**TASK REQUIREMENTS**.
Can you retype every record below exactly as written?

Collection entries:
[START]

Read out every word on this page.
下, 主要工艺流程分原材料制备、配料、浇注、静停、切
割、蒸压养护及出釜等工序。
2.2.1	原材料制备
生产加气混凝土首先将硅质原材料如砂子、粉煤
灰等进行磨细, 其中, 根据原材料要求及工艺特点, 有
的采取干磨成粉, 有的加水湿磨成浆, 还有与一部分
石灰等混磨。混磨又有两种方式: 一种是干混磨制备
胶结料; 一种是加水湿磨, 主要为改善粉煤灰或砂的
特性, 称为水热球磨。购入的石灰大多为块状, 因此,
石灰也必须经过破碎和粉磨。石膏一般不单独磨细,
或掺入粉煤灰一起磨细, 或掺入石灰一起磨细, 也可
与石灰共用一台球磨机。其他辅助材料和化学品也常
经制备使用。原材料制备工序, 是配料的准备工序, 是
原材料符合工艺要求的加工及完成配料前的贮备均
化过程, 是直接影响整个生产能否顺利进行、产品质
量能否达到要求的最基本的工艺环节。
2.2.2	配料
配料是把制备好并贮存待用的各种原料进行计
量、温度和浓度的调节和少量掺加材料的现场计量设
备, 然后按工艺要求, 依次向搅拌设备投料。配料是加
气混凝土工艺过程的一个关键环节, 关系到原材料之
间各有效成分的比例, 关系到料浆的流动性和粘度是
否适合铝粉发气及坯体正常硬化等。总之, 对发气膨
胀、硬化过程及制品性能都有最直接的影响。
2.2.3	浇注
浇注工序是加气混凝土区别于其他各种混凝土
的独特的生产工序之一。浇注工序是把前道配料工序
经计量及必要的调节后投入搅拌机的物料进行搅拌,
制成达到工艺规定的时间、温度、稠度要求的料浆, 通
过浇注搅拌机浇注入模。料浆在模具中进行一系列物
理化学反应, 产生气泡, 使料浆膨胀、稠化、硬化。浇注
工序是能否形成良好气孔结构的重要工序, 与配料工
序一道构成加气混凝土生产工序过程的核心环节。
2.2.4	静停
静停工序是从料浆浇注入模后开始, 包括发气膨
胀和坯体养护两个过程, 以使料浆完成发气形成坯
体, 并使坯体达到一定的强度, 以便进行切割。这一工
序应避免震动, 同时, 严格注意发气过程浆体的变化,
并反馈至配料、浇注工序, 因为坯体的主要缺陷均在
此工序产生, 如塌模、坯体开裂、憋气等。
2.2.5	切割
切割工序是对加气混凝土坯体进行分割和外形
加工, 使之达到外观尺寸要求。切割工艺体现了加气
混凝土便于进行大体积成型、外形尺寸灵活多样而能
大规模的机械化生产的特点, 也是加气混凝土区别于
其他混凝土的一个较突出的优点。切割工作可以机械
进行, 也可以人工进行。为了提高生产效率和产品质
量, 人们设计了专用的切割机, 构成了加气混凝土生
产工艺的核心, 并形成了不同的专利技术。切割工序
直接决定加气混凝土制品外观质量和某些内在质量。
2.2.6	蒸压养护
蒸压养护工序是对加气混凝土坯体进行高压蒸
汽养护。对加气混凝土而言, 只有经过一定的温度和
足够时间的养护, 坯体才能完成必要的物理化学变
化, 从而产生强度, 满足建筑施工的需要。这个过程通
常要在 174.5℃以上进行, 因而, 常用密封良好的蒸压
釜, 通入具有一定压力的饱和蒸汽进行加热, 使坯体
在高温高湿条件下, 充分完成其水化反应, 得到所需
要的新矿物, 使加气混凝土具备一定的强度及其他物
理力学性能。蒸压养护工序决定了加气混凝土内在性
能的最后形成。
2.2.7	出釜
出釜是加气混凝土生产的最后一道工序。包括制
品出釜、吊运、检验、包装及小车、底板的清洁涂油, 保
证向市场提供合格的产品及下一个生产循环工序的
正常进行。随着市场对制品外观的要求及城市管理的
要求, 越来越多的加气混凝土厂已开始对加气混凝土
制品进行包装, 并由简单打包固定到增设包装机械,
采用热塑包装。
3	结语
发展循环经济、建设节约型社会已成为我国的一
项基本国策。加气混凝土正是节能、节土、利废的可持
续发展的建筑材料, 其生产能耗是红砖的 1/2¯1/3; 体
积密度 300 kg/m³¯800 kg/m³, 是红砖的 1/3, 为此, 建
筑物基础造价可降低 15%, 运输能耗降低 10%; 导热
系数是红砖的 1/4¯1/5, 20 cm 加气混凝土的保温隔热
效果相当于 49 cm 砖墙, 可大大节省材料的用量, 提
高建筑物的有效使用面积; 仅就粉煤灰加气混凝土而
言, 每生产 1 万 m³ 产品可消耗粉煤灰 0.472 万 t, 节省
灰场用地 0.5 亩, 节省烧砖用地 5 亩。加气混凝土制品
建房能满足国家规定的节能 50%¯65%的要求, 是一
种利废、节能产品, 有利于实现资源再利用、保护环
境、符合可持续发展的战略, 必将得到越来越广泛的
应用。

[END]

**OUTPUT FOR THIS TASK**.
Read out every word on this page.
下, 主要工艺流程分原材料制备、配料、浇注、静停、切
割、蒸压养护及出釜等工序。
2.2.1	原材料制备
生产加气混凝土首先将硅质原材料如砂子、粉煤
灰等进行磨细, 其中, 根据原材料要求及工艺特点, 有
的采取干磨成粉, 有的加水湿磨成浆, 还有与一部分
石灰等混磨。混磨又有两种方式: 一种是干混磨制备
胶结料; 一种是加水湿磨, 主要为改善粉煤灰或砂的
特性, 称为水热球磨。购入的石灰大多为块状, 因此,
石灰也必须经过破碎和粉磨。石膏一般不单独磨细,
或掺入粉煤灰一起磨细, 或掺入石灰一起磨细, 也可
与石灰共用一台球磨机。其他辅助材料和化学品也常
经制备使用。原材料制备工序, 是配料的准备工序, 是
原材料符合工艺要求的加工及完成配料前的贮备均
化过程, 是直接影响整个生产能否顺利进行、产品质
量能否达到要求的最基本的工艺环节。
2.2.2	配料
配料是把制备好并贮存待用的各种原料进行计
量、温度和浓度的调节和少量掺加材料的现场计量设
备, 然后按工艺要求, 依次向搅拌设备投料。配料是加
气混凝土工艺过程的一个关键环节, 关系到原材料之
间各有效成分的比例, 关系到料浆的流动性和粘度是
否适合铝粉发气及坯体正常硬化等。总之, 对发气膨
胀、硬化过程及制品性能都有最直接的影响。
2.2.3	浇注
浇注工序是加气混凝土区别于其他各种混凝土
的独特的生产工序之一。浇注工序是把前道配料工序
经计量及必要的调节后投入搅拌机的物料进行搅拌,
制成达到工艺规定的时间、温度、稠度要求的料浆, 通
过浇注搅拌机浇注入模。料浆在模具中进行一系列物
理化学反应, 产生气泡, 使料浆膨胀、稠化、硬化。浇注
工序是能否形成良好气孔结构的重要工序, 与配料工
序一道构成加气混凝土生产工序过程的核心环节。
2.2.4	静停
静停工序是从料浆浇注入模后开始, 包括发气膨
胀和坯体养护两个过程, 以使料浆完成发气形成坯
体, 并使坯体达到一定的强度, 以便进行切割。这一工
序应避免震动, 同时, 严格注意发气过程浆体的变化,
并反馈至配料、浇注工序, 因为坯体的主要缺陷均在
此工序产生, 如塌模、坯体开裂、憋气等。
2.2.5	切割
切割工序是对加气混凝土坯体进行分割和外形
加工, 使之达到外观尺寸要求。切割工艺体现了加气
混凝土便于进行大体积成型、外形尺寸灵活多样而能
大规模的机械化生产的特点, 也是加气混凝土区别于
其他混凝土的一个较突出的优点。切割工作可以机械
进行, 也可以人工进行。为了提高生产效率和产品质
量, 人们设计了专用的切割机, 构成了加气混凝土生
产工艺的核心, 并形成了不同的专利技术。切割工序
直接决定加气混凝土制品外观质量和某些内在质量。
2.2.6	蒸压养护
蒸压养护工序是对加气混凝土坯体进行高压蒸
汽养护。对加气混凝土而言, 只有经过一定的温度和
足够时间的养护, 坯体才能完成必要的物理化学变
化, 从而产生强度, 满足建筑施工的需要。这个过程通
常要在 174.5℃以上进行, 因而, 常用密封良好的蒸压
釜, 通入具有一定压力的饱和蒸汽进行加热, 使坯体
在高温高湿条件下, 充分完成其水化反应, 得到所需
要的新矿物, 使加气混凝土具备一定的强度及其他物
理力学性能。蒸压养护工序决定了加气混凝土内在性
能的最后形成。
2.2.7	出釜
出釜是加气混凝土生产的最后一道工序。包括制
品出釜、吊运、检验、包装及小车、底板的清洁涂油, 保
证向市场提供合格的产品及下一个生产循环工序的
正常进行。随着市场对制品外观的要求及城市管理的
要求, 越来越多的加气混凝土厂已开始对加气混凝土
制品进行包装, 并由简单打包固定到增设包装机械,
采用热塑包装。
3	结语
发展循环经济、建设节约型社会已成为我国的一
项基本国策。加气混凝土正是节能、节土、利废的可持
续发展的建筑材料, 其生产能耗是红砖的 1/2¯1/3; 体
积密度 300 kg/m³¯800 kg/m³, 是红砖的 1/3, 为此, 建
筑物基础造价可降低 15%, 运输能耗降低 10%; 导热
系数是红砖的 1/4¯1/5, 20 cm 加气混凝土的保温隔热
效果相当于 49 cm 砖墙, 可大大节省材料的用量, 提
高建筑物的有效使用面积; 仅就粉煤灰加气混凝土而
言, 每生产 1 万 m³ 产品可消耗粉煤灰 0.472 万 t, 节省
灰场用地 0.5 亩, 节省烧砖用地 5 亩。加气混凝土制品
建房能满足国家规定的节能 50%¯65%的要求, 是一
种利废、节能产品, 有利于实现资源再利用、保护环
境、符合可持续发展的战略, 必将得到越来越广泛的
应用。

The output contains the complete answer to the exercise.